## Do this
Report the count of lines below that include "essere", without any other text.

## Data extract

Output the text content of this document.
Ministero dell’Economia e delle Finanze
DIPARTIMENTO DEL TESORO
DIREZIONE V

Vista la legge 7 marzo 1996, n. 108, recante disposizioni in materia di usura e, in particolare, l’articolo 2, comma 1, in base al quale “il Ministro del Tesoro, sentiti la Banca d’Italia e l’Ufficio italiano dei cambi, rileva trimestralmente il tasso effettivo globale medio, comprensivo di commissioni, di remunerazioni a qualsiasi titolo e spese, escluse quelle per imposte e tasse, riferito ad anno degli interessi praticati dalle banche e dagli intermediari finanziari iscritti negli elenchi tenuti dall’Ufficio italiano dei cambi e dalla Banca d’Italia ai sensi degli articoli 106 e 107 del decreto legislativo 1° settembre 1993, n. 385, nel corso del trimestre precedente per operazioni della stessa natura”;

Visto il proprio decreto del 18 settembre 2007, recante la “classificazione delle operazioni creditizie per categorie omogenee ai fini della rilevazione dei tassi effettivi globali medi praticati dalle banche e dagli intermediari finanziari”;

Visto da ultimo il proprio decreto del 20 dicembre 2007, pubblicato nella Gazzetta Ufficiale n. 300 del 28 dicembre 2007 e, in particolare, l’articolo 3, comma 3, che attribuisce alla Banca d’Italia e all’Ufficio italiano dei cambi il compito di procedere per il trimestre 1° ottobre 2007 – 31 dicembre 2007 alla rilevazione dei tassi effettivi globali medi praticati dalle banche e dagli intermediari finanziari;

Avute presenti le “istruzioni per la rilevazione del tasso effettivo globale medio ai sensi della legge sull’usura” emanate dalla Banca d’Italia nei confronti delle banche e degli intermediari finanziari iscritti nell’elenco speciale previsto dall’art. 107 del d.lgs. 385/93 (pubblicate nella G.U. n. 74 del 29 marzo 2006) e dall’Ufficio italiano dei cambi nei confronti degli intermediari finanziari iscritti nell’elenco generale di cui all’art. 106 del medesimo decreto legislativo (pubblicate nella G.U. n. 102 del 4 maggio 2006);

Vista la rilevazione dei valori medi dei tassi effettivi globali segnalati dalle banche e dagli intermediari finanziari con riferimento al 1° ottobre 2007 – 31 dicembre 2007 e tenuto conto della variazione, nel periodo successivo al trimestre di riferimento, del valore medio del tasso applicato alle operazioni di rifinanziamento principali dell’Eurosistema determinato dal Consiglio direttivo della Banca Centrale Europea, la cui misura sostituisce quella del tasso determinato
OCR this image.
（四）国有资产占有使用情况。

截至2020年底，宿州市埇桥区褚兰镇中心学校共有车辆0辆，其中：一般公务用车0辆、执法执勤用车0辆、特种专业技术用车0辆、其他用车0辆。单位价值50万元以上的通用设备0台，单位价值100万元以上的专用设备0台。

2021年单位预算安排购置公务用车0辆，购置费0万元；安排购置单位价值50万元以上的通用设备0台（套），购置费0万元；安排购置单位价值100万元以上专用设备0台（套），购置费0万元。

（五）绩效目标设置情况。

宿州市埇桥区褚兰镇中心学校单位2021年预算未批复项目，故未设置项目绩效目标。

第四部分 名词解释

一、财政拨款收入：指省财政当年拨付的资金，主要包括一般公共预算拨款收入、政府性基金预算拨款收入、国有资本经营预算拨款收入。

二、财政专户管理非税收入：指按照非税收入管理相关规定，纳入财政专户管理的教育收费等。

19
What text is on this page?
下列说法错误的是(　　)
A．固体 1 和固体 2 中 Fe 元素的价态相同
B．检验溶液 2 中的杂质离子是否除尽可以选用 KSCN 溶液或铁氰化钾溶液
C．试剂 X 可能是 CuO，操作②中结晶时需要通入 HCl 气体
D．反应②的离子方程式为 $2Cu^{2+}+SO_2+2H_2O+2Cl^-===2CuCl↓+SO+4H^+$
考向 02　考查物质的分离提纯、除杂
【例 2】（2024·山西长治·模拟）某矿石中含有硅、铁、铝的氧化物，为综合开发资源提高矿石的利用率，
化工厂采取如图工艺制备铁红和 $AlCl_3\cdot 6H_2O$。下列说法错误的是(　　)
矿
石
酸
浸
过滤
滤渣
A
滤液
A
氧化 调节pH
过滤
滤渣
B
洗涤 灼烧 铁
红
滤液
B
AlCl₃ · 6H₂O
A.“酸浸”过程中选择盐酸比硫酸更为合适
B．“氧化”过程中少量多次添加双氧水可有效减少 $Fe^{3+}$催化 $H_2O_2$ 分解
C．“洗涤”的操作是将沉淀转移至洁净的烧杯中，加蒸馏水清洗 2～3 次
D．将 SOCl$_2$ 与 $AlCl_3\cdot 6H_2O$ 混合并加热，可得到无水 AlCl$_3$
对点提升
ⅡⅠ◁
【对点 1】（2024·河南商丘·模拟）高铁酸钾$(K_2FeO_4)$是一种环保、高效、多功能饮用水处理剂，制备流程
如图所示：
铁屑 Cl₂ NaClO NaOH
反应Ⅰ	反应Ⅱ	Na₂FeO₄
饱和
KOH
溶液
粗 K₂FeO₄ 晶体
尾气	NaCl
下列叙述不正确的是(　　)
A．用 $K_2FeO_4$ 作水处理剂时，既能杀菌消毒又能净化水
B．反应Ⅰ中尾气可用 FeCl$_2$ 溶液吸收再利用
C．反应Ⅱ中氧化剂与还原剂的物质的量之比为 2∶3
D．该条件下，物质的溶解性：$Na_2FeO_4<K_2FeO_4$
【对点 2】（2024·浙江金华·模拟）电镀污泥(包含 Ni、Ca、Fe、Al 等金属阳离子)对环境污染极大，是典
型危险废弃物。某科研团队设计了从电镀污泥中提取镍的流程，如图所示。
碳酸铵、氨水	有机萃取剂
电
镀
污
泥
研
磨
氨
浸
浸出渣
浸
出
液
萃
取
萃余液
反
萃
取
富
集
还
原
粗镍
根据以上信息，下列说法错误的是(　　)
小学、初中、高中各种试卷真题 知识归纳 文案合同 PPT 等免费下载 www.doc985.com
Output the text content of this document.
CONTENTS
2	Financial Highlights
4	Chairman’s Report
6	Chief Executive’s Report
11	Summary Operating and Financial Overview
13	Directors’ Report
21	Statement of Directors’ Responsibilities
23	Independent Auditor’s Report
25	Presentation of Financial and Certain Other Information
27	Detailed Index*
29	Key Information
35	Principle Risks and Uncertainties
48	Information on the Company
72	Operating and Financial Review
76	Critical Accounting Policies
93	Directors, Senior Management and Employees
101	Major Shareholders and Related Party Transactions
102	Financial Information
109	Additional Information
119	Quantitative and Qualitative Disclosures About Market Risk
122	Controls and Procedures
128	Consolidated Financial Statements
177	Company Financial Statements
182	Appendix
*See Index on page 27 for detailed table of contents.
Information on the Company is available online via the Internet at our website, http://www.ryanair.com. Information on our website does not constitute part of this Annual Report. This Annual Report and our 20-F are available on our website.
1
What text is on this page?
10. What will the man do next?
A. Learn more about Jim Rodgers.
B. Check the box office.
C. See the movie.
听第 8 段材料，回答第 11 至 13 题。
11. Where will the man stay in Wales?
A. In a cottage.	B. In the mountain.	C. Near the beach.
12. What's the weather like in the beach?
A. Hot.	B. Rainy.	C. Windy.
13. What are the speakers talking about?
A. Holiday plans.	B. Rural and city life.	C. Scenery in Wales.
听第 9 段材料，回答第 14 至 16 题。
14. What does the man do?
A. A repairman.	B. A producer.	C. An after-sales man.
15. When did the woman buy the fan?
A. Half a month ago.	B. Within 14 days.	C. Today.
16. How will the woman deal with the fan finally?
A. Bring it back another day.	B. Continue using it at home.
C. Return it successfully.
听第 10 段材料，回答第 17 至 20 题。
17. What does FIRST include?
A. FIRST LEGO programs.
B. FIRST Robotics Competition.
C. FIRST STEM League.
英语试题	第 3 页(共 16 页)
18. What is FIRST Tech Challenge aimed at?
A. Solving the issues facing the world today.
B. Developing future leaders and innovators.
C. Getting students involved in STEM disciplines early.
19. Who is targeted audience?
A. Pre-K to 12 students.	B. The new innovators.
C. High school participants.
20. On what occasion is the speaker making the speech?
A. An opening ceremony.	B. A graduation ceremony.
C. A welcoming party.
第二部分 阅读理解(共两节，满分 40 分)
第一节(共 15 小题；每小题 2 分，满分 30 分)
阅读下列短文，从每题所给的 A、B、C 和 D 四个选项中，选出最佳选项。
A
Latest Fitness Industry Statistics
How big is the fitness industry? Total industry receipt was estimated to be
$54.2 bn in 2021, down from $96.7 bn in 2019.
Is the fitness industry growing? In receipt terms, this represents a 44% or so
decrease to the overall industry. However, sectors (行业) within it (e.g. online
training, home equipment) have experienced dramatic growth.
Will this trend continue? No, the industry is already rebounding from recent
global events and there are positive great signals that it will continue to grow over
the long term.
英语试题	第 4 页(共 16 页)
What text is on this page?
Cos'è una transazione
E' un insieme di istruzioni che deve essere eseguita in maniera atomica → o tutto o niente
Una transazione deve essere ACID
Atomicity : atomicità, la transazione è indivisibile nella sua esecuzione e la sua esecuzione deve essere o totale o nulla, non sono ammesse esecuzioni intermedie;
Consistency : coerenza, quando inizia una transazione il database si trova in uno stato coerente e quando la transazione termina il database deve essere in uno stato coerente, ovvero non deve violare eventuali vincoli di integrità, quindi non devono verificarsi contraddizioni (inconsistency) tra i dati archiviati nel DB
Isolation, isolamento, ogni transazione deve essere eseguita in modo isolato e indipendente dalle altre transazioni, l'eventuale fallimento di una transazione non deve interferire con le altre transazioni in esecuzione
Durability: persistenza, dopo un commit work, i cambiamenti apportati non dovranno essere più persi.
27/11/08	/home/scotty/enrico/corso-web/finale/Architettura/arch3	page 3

## Task output
6